* [CHALLENGE] Output each line exactly as it appears, skipping any embedded picture.

* [GIVEN DATA]
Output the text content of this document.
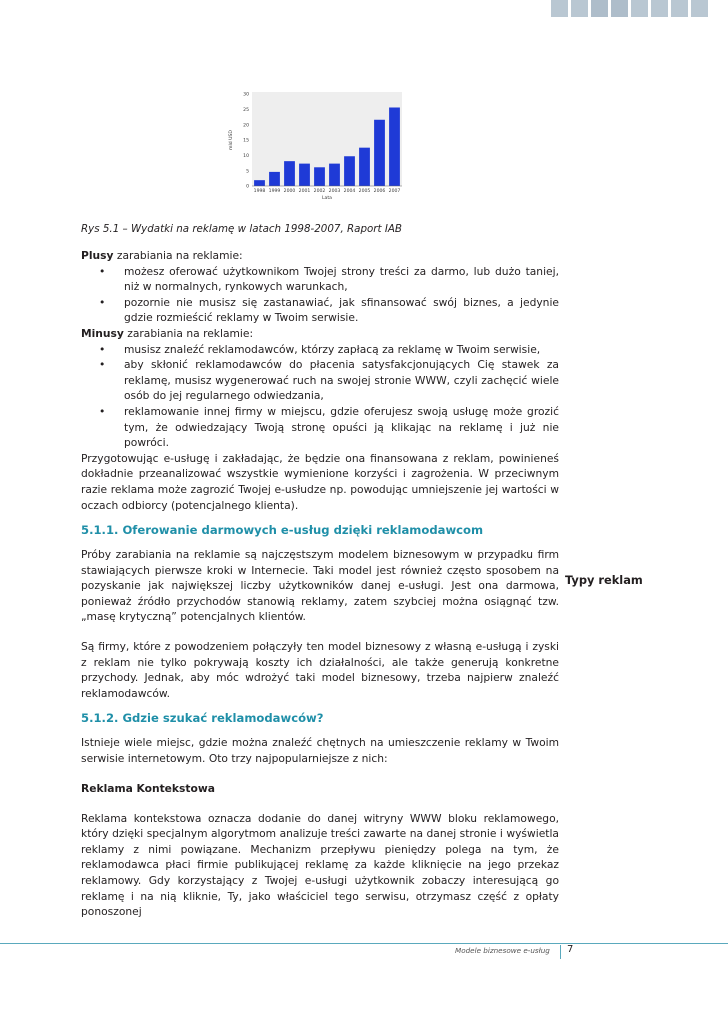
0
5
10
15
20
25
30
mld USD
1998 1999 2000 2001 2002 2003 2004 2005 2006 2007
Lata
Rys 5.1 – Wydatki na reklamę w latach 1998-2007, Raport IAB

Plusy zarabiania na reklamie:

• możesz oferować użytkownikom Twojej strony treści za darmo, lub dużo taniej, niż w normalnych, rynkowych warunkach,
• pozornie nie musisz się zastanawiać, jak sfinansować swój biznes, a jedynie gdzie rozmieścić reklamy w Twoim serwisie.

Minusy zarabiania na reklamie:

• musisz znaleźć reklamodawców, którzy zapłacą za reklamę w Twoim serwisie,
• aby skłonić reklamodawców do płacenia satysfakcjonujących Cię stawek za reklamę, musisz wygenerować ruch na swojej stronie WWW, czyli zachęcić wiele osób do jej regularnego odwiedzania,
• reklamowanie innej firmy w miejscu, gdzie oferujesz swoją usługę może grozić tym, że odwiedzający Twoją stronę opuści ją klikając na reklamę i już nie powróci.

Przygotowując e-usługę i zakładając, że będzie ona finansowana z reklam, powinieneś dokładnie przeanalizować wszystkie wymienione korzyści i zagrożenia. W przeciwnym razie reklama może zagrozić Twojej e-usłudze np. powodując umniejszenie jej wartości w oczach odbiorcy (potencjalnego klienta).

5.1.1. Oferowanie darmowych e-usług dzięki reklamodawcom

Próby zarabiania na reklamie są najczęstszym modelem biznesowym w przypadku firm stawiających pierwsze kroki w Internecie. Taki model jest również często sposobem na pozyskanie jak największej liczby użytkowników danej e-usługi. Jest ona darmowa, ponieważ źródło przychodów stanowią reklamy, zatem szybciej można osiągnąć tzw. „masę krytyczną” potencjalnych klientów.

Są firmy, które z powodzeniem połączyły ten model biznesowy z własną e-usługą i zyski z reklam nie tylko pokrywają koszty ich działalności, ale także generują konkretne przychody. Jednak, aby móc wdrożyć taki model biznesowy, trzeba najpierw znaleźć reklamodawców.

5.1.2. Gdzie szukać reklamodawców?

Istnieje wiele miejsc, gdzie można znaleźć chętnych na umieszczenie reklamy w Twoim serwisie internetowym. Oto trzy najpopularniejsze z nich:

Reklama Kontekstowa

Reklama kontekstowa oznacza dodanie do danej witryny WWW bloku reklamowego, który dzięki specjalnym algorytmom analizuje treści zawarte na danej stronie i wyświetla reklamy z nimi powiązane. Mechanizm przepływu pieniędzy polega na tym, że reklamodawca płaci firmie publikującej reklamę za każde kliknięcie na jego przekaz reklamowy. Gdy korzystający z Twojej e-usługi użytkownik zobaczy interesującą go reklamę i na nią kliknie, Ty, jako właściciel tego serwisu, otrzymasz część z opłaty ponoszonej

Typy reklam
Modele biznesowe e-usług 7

* [ANSWER BELOW]
Output the text content of this document.
0
5
10
15
20
25
30
mld USD
1998 1999 2000 2001 2002 2003 2004 2005 2006 2007
Lata
Rys 5.1 – Wydatki na reklamę w latach 1998-2007, Raport IAB

Plusy zarabiania na reklamie:

• możesz oferować użytkownikom Twojej strony treści za darmo, lub dużo taniej, niż w normalnych, rynkowych warunkach,
• pozornie nie musisz się zastanawiać, jak sfinansować swój biznes, a jedynie gdzie rozmieścić reklamy w Twoim serwisie.

Minusy zarabiania na reklamie:

• musisz znaleźć reklamodawców, którzy zapłacą za reklamę w Twoim serwisie,
• aby skłonić reklamodawców do płacenia satysfakcjonujących Cię stawek za reklamę, musisz wygenerować ruch na swojej stronie WWW, czyli zachęcić wiele osób do jej regularnego odwiedzania,
• reklamowanie innej firmy w miejscu, gdzie oferujesz swoją usługę może grozić tym, że odwiedzający Twoją stronę opuści ją klikając na reklamę i już nie powróci.

Przygotowując e-usługę i zakładając, że będzie ona finansowana z reklam, powinieneś dokładnie przeanalizować wszystkie wymienione korzyści i zagrożenia. W przeciwnym razie reklama może zagrozić Twojej e-usłudze np. powodując umniejszenie jej wartości w oczach odbiorcy (potencjalnego klienta).

5.1.1. Oferowanie darmowych e-usług dzięki reklamodawcom

Próby zarabiania na reklamie są najczęstszym modelem biznesowym w przypadku firm stawiających pierwsze kroki w Internecie. Taki model jest również często sposobem na pozyskanie jak największej liczby użytkowników danej e-usługi. Jest ona darmowa, ponieważ źródło przychodów stanowią reklamy, zatem szybciej można osiągnąć tzw. „masę krytyczną” potencjalnych klientów.

Są firmy, które z powodzeniem połączyły ten model biznesowy z własną e-usługą i zyski z reklam nie tylko pokrywają koszty ich działalności, ale także generują konkretne przychody. Jednak, aby móc wdrożyć taki model biznesowy, trzeba najpierw znaleźć reklamodawców.

5.1.2. Gdzie szukać reklamodawców?

Istnieje wiele miejsc, gdzie można znaleźć chętnych na umieszczenie reklamy w Twoim serwisie internetowym. Oto trzy najpopularniejsze z nich:

Reklama Kontekstowa

Reklama kontekstowa oznacza dodanie do danej witryny WWW bloku reklamowego, który dzięki specjalnym algorytmom analizuje treści zawarte na danej stronie i wyświetla reklamy z nimi powiązane. Mechanizm przepływu pieniędzy polega na tym, że reklamodawca płaci firmie publikującej reklamę za każde kliknięcie na jego przekaz reklamowy. Gdy korzystający z Twojej e-usługi użytkownik zobaczy interesującą go reklamę i na nią kliknie, Ty, jako właściciel tego serwisu, otrzymasz część z opłaty ponoszonej

Typy reklam
Modele biznesowe e-usług 7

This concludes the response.